(Data tied to figure images)
-- Begin --

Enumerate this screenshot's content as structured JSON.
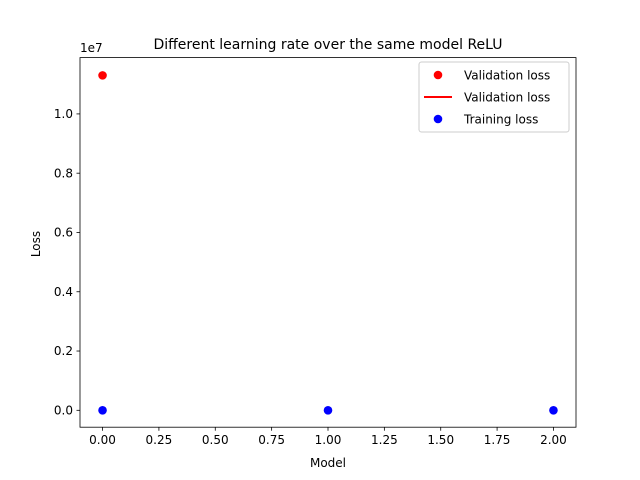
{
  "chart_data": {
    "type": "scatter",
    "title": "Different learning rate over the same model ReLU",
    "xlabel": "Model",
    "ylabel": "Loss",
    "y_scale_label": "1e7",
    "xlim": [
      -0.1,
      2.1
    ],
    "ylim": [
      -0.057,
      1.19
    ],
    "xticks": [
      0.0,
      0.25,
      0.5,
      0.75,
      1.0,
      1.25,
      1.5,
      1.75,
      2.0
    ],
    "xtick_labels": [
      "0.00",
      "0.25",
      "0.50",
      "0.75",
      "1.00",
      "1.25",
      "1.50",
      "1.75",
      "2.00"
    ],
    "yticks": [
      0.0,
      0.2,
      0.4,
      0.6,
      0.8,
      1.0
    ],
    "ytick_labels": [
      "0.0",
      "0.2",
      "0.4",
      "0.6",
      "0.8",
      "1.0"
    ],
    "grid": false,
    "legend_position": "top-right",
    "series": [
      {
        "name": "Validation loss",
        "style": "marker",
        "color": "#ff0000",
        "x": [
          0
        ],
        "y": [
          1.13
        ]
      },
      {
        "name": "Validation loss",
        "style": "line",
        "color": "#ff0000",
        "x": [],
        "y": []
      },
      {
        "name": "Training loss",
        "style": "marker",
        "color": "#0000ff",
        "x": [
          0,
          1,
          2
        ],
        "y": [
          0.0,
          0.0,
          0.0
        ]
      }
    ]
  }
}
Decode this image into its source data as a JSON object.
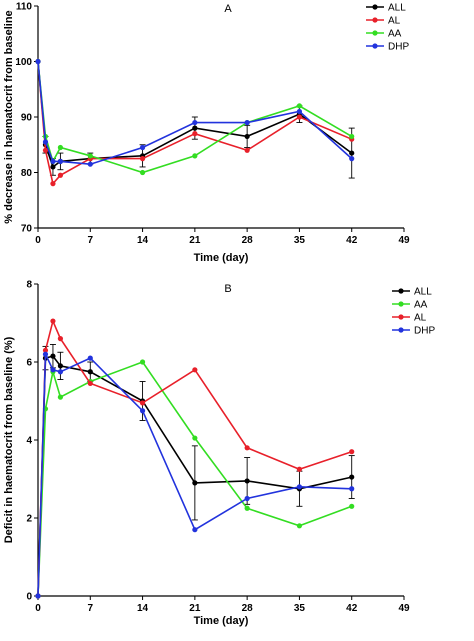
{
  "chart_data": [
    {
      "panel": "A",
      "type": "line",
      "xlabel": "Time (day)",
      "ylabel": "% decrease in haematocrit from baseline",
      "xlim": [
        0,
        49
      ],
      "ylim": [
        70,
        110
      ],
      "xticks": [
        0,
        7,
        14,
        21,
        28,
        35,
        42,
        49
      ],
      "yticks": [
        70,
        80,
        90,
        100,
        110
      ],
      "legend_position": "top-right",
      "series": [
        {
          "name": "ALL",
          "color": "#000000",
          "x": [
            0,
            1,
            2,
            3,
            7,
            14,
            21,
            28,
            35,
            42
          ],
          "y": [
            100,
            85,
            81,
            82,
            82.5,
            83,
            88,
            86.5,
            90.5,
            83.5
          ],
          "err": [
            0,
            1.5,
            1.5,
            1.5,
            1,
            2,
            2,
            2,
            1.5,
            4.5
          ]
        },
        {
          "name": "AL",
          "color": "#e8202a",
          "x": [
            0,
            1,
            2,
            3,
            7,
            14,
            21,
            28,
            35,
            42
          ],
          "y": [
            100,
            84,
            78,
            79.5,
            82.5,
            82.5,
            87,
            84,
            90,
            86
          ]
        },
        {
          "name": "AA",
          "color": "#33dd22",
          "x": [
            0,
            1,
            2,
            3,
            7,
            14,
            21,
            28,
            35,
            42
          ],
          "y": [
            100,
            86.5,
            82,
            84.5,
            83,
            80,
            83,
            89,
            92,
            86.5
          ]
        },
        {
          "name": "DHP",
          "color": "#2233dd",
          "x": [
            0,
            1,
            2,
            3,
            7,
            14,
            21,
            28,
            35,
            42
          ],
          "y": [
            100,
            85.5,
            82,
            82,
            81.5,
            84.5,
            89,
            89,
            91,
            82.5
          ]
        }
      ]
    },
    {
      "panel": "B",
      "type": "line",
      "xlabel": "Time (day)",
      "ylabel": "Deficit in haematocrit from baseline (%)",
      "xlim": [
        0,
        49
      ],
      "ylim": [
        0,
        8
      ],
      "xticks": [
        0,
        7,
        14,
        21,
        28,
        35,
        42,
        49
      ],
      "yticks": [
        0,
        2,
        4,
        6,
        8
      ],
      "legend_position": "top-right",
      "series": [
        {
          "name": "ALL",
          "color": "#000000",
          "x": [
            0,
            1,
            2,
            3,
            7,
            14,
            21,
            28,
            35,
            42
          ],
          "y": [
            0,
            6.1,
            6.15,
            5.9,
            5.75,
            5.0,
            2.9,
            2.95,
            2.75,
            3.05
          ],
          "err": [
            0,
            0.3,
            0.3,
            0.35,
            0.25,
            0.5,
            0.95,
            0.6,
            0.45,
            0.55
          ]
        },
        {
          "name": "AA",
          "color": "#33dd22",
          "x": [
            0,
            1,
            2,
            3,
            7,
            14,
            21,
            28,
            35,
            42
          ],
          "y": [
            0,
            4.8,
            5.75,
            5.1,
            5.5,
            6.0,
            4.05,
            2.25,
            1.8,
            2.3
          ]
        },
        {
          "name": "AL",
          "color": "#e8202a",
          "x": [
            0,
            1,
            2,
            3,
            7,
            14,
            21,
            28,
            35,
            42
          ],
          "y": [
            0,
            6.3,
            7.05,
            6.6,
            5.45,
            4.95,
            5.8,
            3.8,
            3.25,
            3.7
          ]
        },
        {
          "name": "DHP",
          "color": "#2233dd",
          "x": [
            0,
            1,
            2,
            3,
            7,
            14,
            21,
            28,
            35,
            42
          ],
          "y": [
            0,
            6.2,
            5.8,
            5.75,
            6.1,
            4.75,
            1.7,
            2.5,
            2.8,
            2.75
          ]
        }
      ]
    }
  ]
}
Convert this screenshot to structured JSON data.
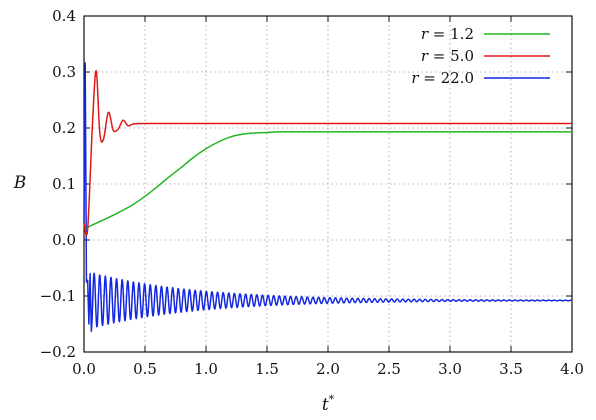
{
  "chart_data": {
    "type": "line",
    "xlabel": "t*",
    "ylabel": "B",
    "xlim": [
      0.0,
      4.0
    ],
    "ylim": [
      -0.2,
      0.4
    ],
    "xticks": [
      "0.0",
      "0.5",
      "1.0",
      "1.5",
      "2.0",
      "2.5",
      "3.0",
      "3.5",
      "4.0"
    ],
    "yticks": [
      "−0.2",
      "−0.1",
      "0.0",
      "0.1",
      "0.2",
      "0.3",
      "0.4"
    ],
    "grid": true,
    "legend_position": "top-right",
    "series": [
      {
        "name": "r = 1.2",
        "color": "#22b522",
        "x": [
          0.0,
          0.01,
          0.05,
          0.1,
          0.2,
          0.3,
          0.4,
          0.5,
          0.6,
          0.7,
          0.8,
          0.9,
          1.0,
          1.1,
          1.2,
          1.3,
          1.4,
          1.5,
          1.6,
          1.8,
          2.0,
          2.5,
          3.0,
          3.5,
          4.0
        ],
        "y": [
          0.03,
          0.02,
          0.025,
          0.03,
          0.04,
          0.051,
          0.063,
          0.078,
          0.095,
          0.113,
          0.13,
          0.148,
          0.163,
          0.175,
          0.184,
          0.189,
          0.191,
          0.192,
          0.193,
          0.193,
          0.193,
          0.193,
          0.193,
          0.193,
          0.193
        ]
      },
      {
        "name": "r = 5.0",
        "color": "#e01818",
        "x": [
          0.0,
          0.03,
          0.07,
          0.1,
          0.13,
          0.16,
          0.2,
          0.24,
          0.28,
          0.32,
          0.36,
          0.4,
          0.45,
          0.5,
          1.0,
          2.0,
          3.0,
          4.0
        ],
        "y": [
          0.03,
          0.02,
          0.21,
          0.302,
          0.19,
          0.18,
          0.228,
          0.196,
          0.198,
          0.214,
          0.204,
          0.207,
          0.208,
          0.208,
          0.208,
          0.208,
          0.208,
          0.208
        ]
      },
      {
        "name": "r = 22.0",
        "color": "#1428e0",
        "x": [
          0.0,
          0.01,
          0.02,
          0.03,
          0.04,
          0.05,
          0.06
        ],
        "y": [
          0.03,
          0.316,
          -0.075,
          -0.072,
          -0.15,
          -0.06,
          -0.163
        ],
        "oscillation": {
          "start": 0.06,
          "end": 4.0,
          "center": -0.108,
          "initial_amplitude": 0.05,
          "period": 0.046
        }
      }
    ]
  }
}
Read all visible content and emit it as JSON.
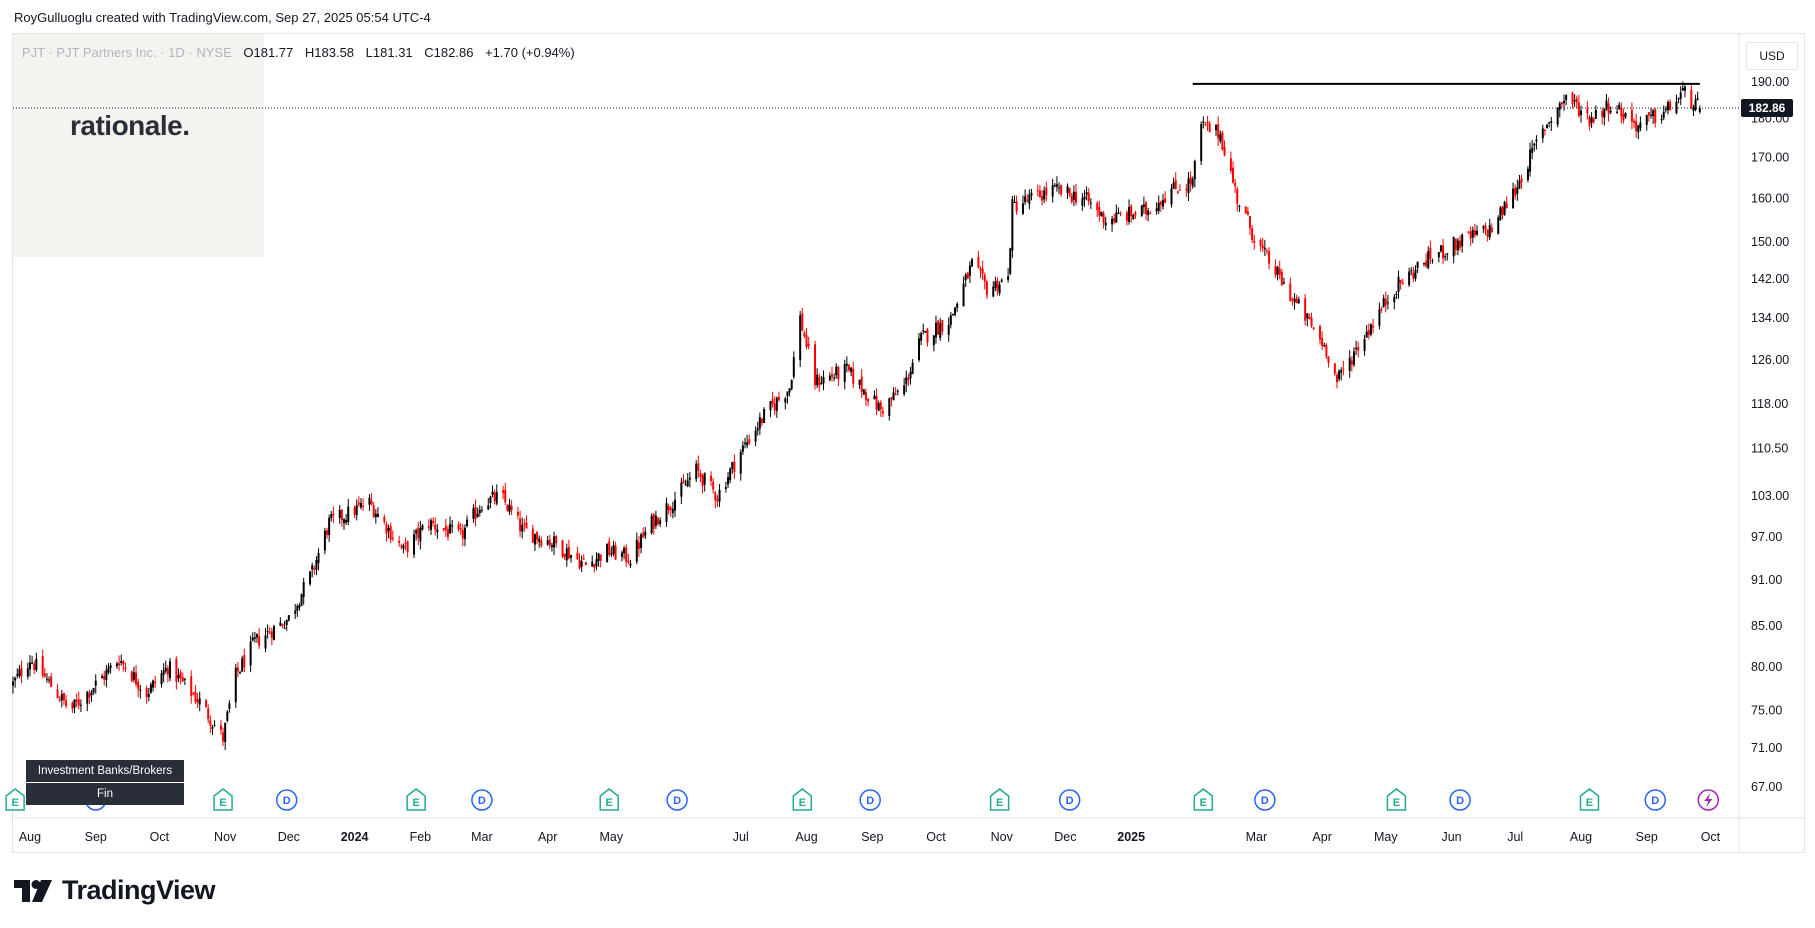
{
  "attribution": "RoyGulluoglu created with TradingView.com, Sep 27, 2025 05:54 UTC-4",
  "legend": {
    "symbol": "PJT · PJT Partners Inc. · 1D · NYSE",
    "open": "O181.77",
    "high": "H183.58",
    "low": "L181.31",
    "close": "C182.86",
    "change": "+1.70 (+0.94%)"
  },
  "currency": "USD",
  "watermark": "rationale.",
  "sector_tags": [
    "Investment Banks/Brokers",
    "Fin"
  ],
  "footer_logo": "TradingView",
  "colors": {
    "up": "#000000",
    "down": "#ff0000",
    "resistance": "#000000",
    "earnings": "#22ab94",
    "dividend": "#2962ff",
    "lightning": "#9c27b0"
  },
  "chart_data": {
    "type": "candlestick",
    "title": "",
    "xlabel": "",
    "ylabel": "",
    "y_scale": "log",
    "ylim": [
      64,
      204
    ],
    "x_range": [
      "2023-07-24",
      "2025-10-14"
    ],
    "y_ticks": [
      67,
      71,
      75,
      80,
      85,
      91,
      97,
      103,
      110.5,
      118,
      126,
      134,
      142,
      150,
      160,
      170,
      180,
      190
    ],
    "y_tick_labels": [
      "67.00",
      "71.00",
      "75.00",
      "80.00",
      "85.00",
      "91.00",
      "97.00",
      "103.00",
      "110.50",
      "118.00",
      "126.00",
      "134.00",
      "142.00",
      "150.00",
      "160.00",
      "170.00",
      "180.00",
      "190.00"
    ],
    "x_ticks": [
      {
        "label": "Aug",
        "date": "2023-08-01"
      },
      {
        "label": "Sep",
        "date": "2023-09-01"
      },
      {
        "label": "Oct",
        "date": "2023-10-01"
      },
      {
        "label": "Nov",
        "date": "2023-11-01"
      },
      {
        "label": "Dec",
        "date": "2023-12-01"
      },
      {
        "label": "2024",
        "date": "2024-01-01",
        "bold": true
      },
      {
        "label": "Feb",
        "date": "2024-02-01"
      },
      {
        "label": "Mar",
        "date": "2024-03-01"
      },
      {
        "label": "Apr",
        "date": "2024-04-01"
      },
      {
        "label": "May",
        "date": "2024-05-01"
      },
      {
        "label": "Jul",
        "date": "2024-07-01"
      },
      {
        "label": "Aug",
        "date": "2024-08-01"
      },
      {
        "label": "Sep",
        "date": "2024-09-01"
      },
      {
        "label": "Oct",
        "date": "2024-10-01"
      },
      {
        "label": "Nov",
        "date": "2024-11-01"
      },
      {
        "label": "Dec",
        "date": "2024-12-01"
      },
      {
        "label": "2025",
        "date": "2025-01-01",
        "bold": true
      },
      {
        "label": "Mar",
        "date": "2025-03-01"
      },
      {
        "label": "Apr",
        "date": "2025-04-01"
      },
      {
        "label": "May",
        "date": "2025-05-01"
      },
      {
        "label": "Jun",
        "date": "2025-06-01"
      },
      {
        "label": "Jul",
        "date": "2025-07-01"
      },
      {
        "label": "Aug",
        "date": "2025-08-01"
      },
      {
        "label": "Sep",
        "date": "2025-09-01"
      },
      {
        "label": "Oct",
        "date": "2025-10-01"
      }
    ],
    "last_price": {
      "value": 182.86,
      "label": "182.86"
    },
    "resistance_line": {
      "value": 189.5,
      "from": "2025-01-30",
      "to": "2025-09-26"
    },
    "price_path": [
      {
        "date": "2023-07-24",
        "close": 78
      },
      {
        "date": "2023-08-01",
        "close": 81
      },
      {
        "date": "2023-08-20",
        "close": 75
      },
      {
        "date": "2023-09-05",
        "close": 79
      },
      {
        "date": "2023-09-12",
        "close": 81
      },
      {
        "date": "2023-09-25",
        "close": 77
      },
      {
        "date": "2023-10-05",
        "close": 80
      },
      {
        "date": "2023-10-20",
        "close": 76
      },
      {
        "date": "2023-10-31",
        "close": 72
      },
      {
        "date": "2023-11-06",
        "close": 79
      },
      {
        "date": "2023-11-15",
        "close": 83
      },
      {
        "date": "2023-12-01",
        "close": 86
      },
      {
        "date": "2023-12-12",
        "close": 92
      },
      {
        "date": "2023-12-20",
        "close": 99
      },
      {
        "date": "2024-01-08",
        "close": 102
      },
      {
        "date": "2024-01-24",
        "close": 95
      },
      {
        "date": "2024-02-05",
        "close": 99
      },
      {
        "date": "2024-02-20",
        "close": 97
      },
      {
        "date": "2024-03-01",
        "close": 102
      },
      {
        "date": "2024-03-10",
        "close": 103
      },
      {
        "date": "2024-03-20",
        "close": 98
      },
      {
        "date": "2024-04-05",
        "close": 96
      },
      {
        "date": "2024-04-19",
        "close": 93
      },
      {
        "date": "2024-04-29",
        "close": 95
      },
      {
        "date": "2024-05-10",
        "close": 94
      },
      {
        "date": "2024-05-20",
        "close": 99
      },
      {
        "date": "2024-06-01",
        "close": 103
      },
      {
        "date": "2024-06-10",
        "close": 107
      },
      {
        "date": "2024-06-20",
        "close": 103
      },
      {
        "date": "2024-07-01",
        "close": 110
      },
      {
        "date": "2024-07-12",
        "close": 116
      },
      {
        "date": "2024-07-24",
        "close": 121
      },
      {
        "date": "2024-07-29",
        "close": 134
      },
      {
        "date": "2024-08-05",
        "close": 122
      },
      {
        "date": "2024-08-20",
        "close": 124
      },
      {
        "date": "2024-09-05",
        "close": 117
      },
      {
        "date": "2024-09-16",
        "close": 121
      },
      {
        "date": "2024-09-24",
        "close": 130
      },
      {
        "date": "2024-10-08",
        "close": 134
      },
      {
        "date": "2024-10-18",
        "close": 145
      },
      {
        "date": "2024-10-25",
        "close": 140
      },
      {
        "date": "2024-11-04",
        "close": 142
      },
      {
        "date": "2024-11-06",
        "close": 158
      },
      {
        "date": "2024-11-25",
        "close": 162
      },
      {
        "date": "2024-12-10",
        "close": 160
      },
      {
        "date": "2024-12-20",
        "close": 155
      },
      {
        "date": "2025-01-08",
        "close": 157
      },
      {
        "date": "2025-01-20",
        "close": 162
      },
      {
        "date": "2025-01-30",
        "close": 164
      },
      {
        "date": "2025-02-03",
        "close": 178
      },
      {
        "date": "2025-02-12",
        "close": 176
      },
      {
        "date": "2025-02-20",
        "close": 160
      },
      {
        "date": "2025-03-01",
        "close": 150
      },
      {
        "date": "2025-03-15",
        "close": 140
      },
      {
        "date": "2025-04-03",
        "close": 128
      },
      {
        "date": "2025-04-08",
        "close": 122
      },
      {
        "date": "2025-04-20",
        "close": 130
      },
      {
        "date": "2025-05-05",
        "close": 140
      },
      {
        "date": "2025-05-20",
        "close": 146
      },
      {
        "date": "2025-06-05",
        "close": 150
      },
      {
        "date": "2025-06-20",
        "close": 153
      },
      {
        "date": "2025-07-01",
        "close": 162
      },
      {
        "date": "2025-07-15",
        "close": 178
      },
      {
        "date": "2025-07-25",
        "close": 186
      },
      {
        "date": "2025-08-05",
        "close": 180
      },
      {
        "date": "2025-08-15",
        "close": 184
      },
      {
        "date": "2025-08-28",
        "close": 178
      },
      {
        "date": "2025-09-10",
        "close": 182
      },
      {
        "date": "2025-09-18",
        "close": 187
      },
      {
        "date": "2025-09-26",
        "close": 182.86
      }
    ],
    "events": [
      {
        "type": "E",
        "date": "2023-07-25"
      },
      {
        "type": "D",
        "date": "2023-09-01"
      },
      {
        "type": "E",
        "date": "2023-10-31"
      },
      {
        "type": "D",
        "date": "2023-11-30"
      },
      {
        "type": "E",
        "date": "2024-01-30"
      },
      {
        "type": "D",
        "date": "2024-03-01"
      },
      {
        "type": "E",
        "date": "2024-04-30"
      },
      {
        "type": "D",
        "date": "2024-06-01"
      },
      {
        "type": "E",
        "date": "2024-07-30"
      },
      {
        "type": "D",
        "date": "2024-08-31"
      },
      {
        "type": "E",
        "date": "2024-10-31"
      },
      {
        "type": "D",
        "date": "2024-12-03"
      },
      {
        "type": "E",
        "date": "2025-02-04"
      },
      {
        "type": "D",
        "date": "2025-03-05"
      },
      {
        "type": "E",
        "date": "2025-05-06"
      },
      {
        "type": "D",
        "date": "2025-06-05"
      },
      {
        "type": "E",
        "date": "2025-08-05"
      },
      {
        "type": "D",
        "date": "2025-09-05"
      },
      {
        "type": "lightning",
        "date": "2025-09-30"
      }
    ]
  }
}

-- End --

Copy every line of the data that holds the string "haematocrit".

> _Solution for this problem_
      "ylabel": "% decrease in haematocrit from baseline",
      "ylabel": "Deficit in haematocrit from baseline (%)",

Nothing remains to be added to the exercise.